# [Excerpted passage]
start

Education

Va. Centers Help Teachers Gear Up for Exams

By Jessica Portner — May 19, 1999 5 min read
  • Save to favorites
  • Print

It’s hardly the norm to see algebra teachers congregating in the school library here on a gorgeous Saturday morning debating how to best convey the meaning of x+3y=5 to their mathematically challenged students.

But the 15 teachers gathered in this rural town for a state-sponsored tutorial say this is hardly a normal month for Virginia schools.

This week and next, tens of thousands of students in Virginia’s 1,800 public schools will sit for the second round of high-stakes tests based on the state’s rigorous Standards of Learning. These algebra teachers say they don’t mind cramming on a weekend if their efforts add up to better test scores for their students this time around.

Nearly every school in the state--97 percent--flunked the first round of the tests administered last spring. The tests were given to 3rd, 5th, and 8th graders, and all high school students. (“Massive Failure Rates on New Tests Daze Va.,” Jan. 20, 1999.)

Only 40 percent of the high school students who took the Algebra 1 exam passed, one of the worst results on any subject. That’s a showing state leaders like Peter Hughes, who organized this weekend review session, don’t want to see repeated.

“A lot of curriculum work is real grunt work. You have to get in and dig,” said Mr. Hughes, a director of one of the state’s new Best Practice Centers. “We have to put our heads together and make this work,” he said.

By 2004, students must pass a battery of state tests in four subject areas in order to graduate. Under the state’s accountability plan, a school will lose its accreditation unless 70 percent of its students pass the tests in four areas by 2007.

Virginia’s three Best Practice Centers--offshoots of the state education department--were launched last fall as regional hubs to help teachers and administrators share teaching strategies, write standards-based lesson plans, and analyze test scores to help improve student performance.

Staffed by about 15 education department employees and located in less populous areas around the state, the three centers field dozens of calls from local educators each week. To respond to far-flung requests and advertise their presence, many of the centers’ workers log hundreds of miles in visits to schools each month.

Innovative Setup

Last month, Mr. Hughes and his colleagues drove three hours from the center in Harrisonburg to speak to educators in the town of Marion about improving earth-science instruction. And, earlier this month, the center based in Lynchburg was busy fine-tuning a computer system that will allow teachers in more than 700 rural schools to conduct professional-development seminars using newly installed two-way video technology at high schools.

end

# [Exercise]
Please write out the part of the article on Virginia's exam-support centers starting with "Innovative Setup" and going on through "at high schools.".

Stored items:

start

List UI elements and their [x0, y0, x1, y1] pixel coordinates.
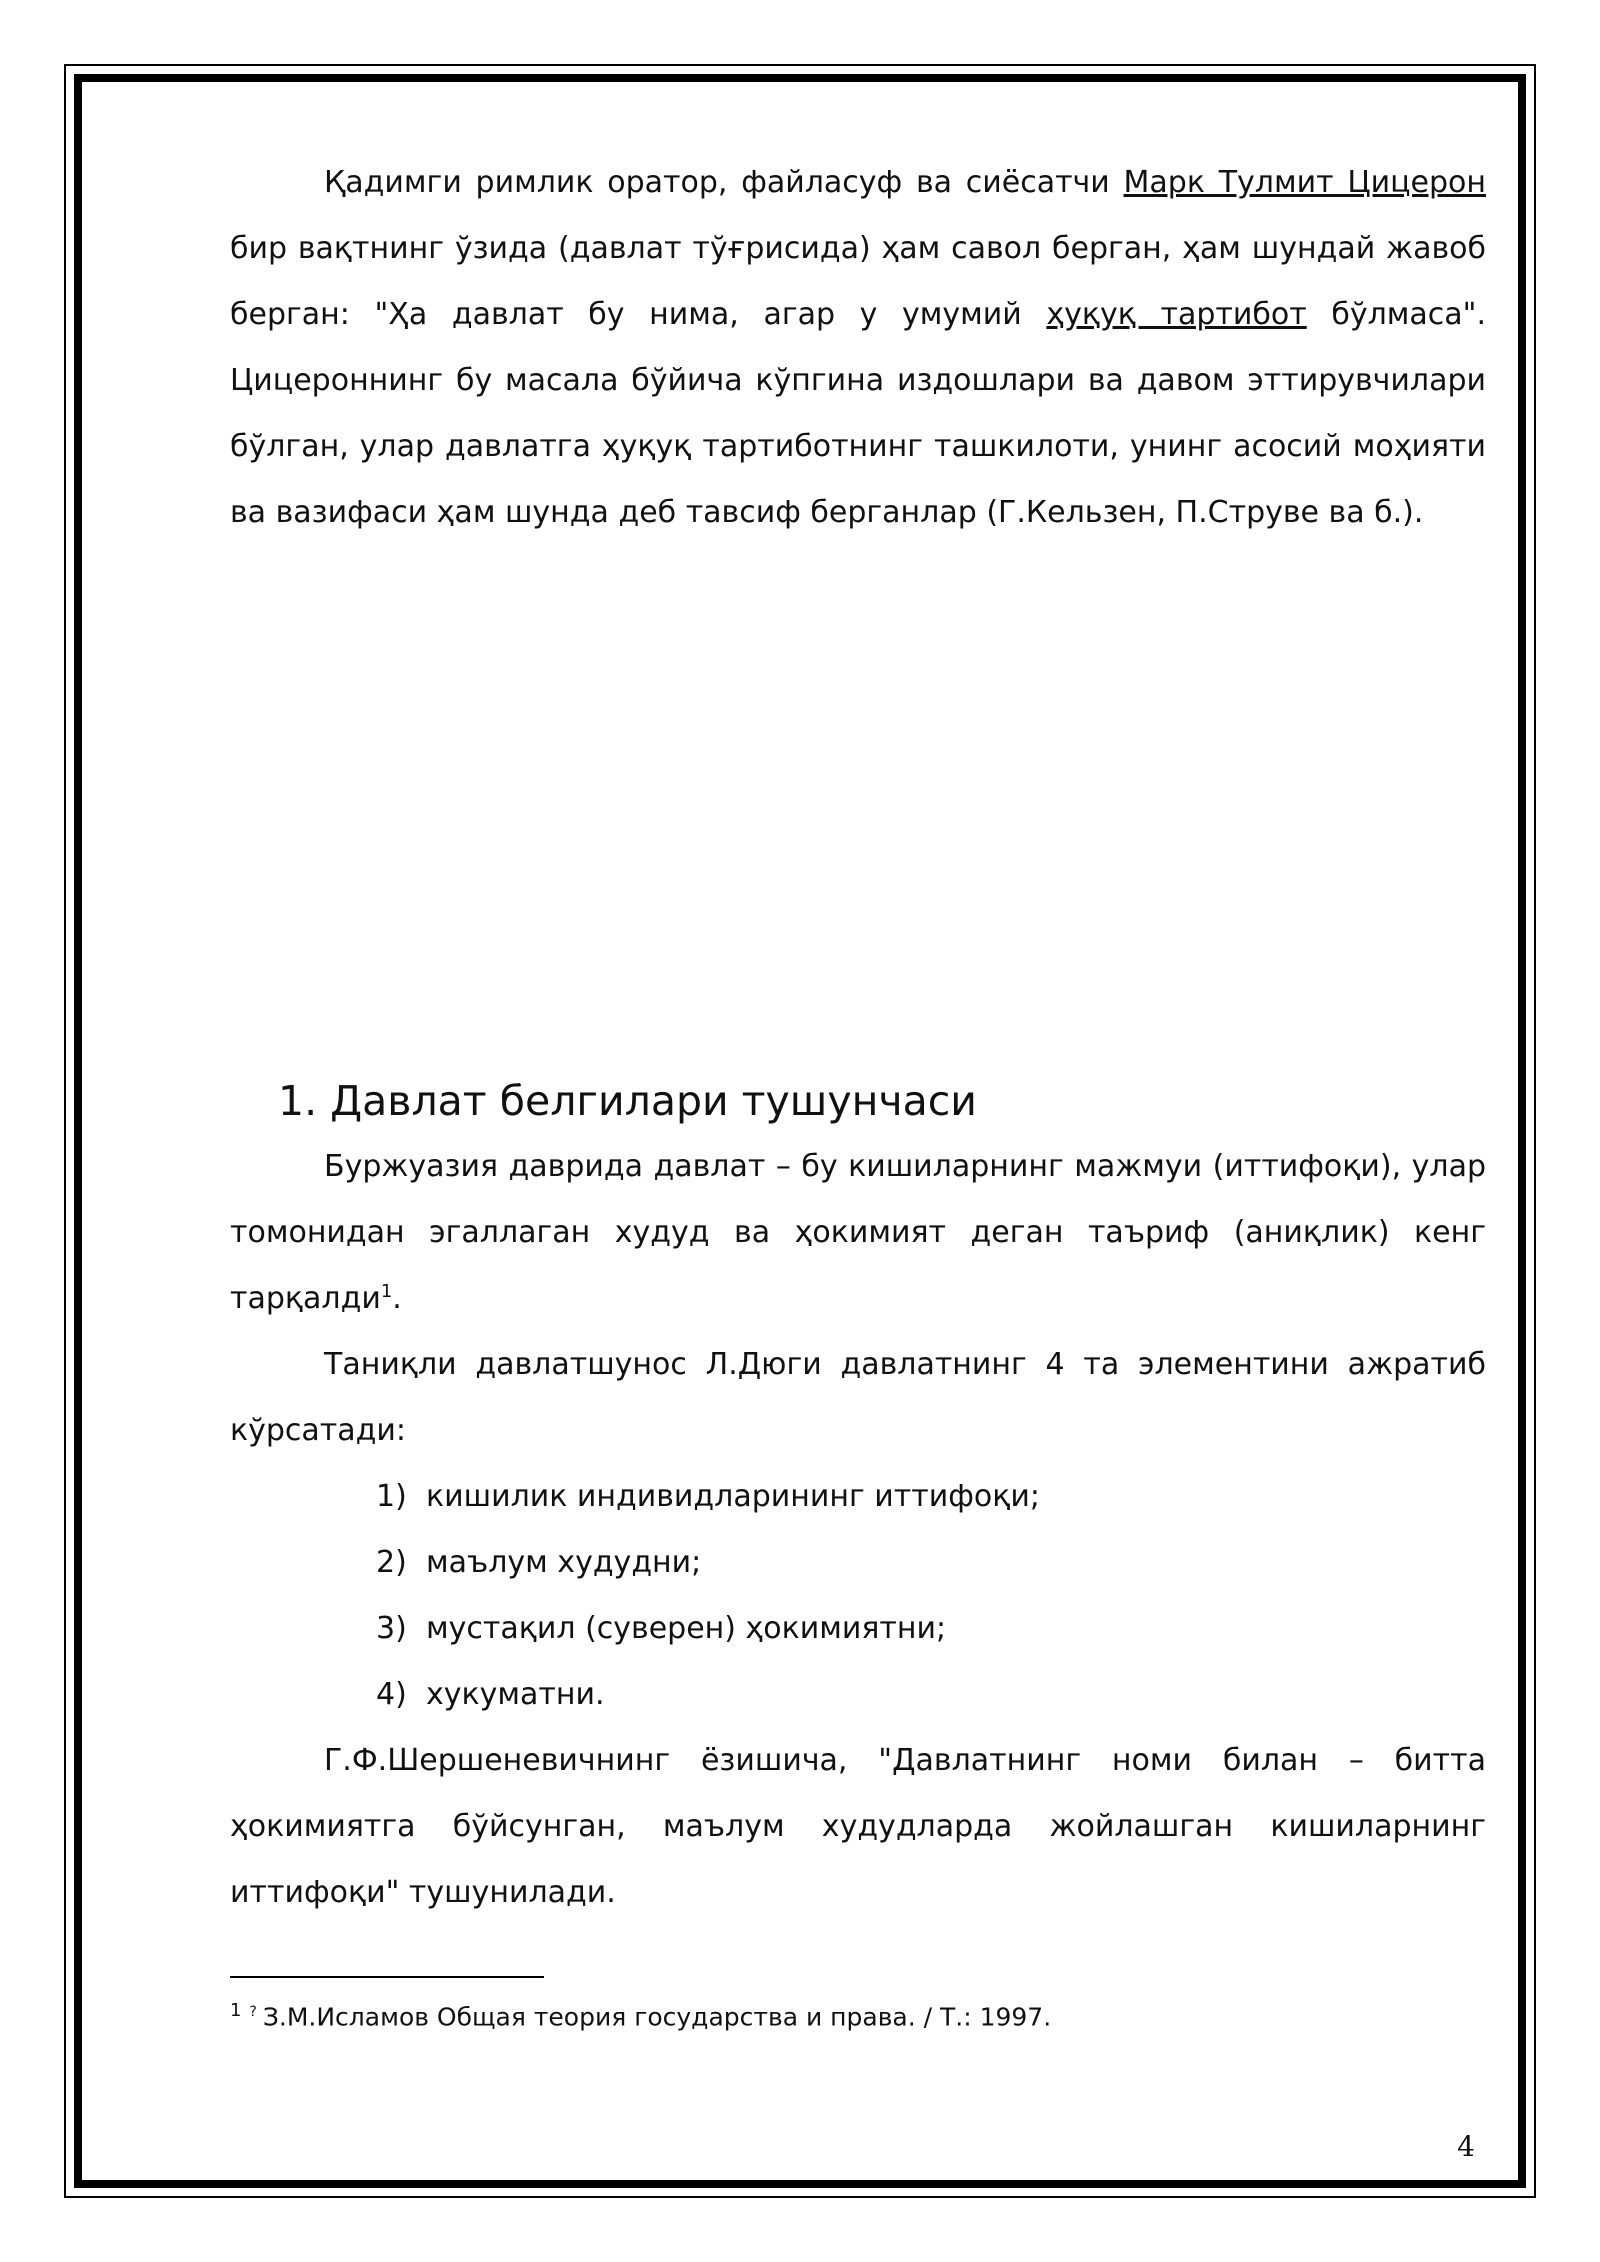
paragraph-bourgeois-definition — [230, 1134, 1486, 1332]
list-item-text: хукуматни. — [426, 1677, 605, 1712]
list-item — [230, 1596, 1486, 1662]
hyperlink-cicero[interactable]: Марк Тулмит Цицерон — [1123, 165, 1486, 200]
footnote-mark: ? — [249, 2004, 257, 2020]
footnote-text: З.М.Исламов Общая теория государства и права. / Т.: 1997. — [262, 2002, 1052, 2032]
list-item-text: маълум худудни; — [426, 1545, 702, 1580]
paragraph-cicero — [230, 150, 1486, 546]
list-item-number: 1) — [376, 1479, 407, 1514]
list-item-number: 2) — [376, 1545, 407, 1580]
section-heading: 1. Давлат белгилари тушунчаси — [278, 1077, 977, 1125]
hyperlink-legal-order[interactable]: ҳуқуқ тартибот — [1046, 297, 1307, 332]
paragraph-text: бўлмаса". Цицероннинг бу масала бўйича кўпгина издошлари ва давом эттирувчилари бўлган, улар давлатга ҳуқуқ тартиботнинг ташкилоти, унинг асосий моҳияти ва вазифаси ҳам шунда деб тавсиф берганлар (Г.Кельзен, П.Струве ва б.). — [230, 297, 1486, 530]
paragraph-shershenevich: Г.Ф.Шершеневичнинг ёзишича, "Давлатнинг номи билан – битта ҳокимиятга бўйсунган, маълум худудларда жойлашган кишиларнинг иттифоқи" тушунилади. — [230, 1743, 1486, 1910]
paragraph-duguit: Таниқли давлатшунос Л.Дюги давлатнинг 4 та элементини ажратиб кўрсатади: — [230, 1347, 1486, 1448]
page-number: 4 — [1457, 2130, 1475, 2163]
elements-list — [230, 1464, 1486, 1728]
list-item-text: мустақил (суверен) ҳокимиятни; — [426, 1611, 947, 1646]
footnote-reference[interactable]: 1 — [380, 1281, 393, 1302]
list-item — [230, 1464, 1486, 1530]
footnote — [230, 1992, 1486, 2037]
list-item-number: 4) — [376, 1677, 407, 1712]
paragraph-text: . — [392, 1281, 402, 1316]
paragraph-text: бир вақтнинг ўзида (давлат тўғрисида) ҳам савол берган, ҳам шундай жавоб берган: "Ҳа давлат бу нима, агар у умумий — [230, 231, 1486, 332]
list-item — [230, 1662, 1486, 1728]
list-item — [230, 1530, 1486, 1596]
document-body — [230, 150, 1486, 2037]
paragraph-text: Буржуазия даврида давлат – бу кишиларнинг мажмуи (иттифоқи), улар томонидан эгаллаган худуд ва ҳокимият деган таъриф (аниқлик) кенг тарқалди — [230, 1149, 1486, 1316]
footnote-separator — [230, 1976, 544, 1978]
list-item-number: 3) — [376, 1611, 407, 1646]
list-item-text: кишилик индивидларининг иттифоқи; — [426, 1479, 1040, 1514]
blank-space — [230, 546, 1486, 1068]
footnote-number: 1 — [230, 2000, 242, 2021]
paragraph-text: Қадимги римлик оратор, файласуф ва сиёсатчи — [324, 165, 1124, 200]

end

# [Exercise result]
Innovative Setup

Last month, Mr. Hughes and his colleagues drove three hours from the center in Harrisonburg to speak to educators in the town of Marion about improving earth-science instruction. And, earlier this month, the center based in Lynchburg was busy fine-tuning a computer system that will allow teachers in more than 700 rural schools to conduct professional-development seminars using newly installed two-way video technology at high schools.